- **Document extract**:
==========

Amvona

Two Great Brands - One on sale. SKX and NKE

 
 
Virtually all marketing promises more than a product can deliver.  This is particularly true in retail consumer marketing.    If Marketers didn’t seek this outcome, we would not be living in such an acute consumer driven society.  On some level, almost all products have the latent and subtle promise of somehow making our life easier, and better.  There is nothing new about this.  It is a promise that always goes unfulfilled in the long run, which is why we have to keep consuming.
 
If we had to bet, we’d say Sketchers “Toning” product line is about as likely to improve your physique as Thanksgiving dinner.  But then again, we would say Nike’s had about as much honesty in their infamous (and successful) advertising campaign which implicitly promised to empower women through the purchase of the Nike brand.   The only difference between these two marketing promotions is that “the jig” appears to be up for Sketchers – a negative, and expected result, that coupled with analysts short-sightedness, might just serve up the perfect value for investors.

==========

- **Extracted records**:

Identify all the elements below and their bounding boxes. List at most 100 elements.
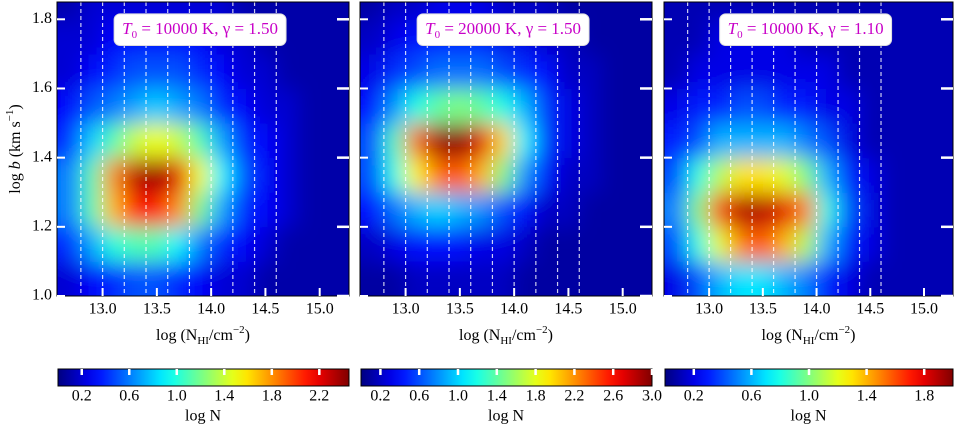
heat-cell xyxy=(773,260,796,296)
heat-cell xyxy=(600,53,624,89)
heat-cell xyxy=(448,157,472,193)
annotation: T0 = 20000 K, γ = 1.50 xyxy=(425,19,581,41)
heat-cell xyxy=(859,260,882,296)
heat-cell xyxy=(470,226,493,262)
heat-cell xyxy=(470,53,493,89)
heat-cell xyxy=(794,87,818,124)
heat-cell xyxy=(210,122,234,159)
heat-cell xyxy=(491,226,515,262)
heat-cell xyxy=(275,260,299,296)
text-part: ) xyxy=(850,327,855,344)
heat-cell xyxy=(923,122,953,159)
text-part: 0 xyxy=(737,29,743,41)
colorbar-tick-label: 1.8 xyxy=(526,388,546,405)
x-tick-label: 13.5 xyxy=(143,301,171,318)
heat-cell xyxy=(535,122,559,159)
heat-cell xyxy=(708,53,732,89)
heat-cell xyxy=(426,157,450,193)
heat-cell xyxy=(167,260,190,296)
heat-cell xyxy=(664,2,689,20)
heat-cell xyxy=(557,226,580,262)
heat-cell xyxy=(232,191,256,228)
heat-cell xyxy=(57,226,82,262)
heat-cell xyxy=(210,53,234,89)
colorbar-tick-label: 2.2 xyxy=(564,388,584,405)
heat-cell xyxy=(773,157,796,193)
text-part: HI xyxy=(500,335,512,347)
heat-cell xyxy=(664,157,689,193)
heat-cell xyxy=(123,157,147,193)
heat-cell xyxy=(210,87,234,124)
heat-cell xyxy=(600,191,624,228)
heat-cell xyxy=(491,191,515,228)
heat-cell xyxy=(319,53,349,89)
heat-cell xyxy=(902,18,925,55)
heat-cell xyxy=(254,87,277,124)
heat-cell xyxy=(687,18,710,55)
x-tick-label: 14.5 xyxy=(554,301,582,318)
heat-cell xyxy=(491,122,515,159)
x-axis-label: log (NHI/cm−2) xyxy=(156,324,250,347)
heat-cell xyxy=(557,53,580,89)
heat-cell xyxy=(145,157,169,193)
colorbar-label: log N xyxy=(185,408,221,425)
colorbar xyxy=(57,368,350,387)
heat-cell xyxy=(275,157,299,193)
heat-cell xyxy=(383,157,407,193)
heat-cell xyxy=(622,191,652,228)
heat-cell xyxy=(902,87,925,124)
heat-cell xyxy=(513,122,537,159)
heat-cell xyxy=(297,157,321,193)
heat-cell xyxy=(622,87,652,124)
heat-cell xyxy=(470,122,493,159)
heat-cell xyxy=(687,53,710,89)
heat-cell xyxy=(794,53,818,89)
y-tick-label: 1.2 xyxy=(32,217,52,234)
plot-frame xyxy=(56,1,350,297)
text-part: ) xyxy=(7,104,24,109)
heat-cell xyxy=(535,260,559,296)
heat-cell xyxy=(360,18,385,55)
x-axis-label: log (NHI/cm−2) xyxy=(762,324,856,347)
heat-cell xyxy=(600,260,624,296)
heat-cell xyxy=(557,157,580,193)
heat-cell xyxy=(837,53,861,89)
heat-cell xyxy=(145,226,169,262)
text-part: /cm xyxy=(209,327,234,344)
x-tick-label: 14.0 xyxy=(803,301,831,318)
text-part: /cm xyxy=(814,327,839,344)
colorbar-tick-label: 0.6 xyxy=(119,388,139,405)
heat-cell xyxy=(816,122,839,159)
heat-cell xyxy=(426,87,450,124)
text-part: 0 xyxy=(132,29,138,41)
heat-cell xyxy=(622,157,652,193)
y-tick-label: 1.8 xyxy=(32,10,52,27)
heat-cell xyxy=(80,157,104,193)
heat-cell xyxy=(232,226,256,262)
heat-cell xyxy=(470,191,493,228)
heat-cell xyxy=(751,122,775,159)
heat-cell xyxy=(880,87,904,124)
heat-cell xyxy=(383,122,407,159)
heat-cell xyxy=(360,122,385,159)
heat-cell xyxy=(751,53,775,89)
heat-cell xyxy=(664,18,689,55)
heat-cell xyxy=(600,157,624,193)
heat-cell xyxy=(730,260,753,296)
x-tick-label: 13.0 xyxy=(695,301,723,318)
text-part: T xyxy=(122,19,133,38)
heat-cell xyxy=(383,2,407,20)
heat-cell xyxy=(837,87,861,124)
heat-cell xyxy=(859,226,882,262)
colorbar-tick-label: 1.8 xyxy=(262,388,282,405)
heat-cell xyxy=(167,226,190,262)
heat-cell xyxy=(80,191,104,228)
heat-cell xyxy=(557,122,580,159)
heat-cell xyxy=(405,226,428,262)
text-part: ) xyxy=(548,327,553,344)
heat-cell xyxy=(188,122,212,159)
heat-cell xyxy=(923,260,953,296)
x-tick-label: 15.0 xyxy=(306,301,334,318)
heat-cell xyxy=(622,260,652,296)
x-tick-label: 14.0 xyxy=(197,301,225,318)
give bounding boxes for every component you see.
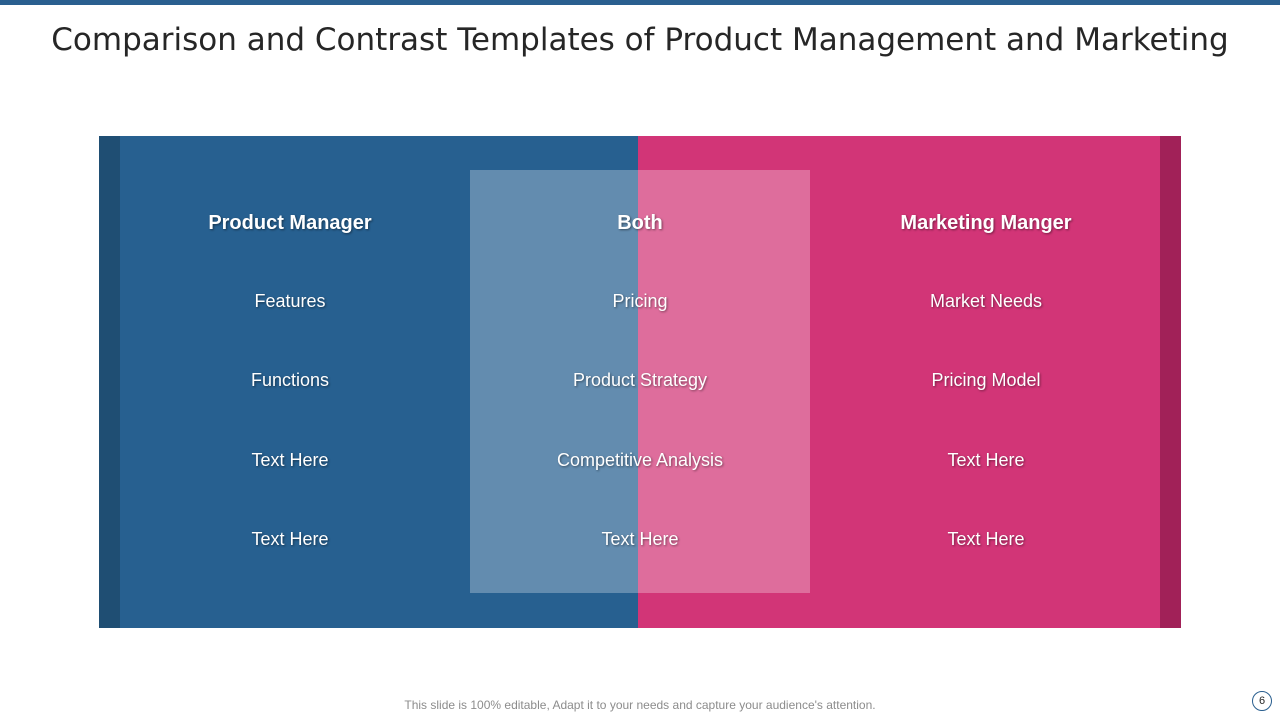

==========

- **Challenge**:
Reproduce the part of the Skechers and Nike marketing piece above between "Virtually all marketing" and "to keep consuming.", inclusive.

- **Answer**:
Virtually all marketing promises more than a product can deliver.  This is particularly true in retail consumer marketing.    If Marketers didn’t seek this outcome, we would not be living in such an acute consumer driven society.  On some level, almost all products have the latent and subtle promise of somehow making our life easier, and better.  There is nothing new about this.  It is a promise that always goes unfulfilled in the long run, which is why we have to keep consuming.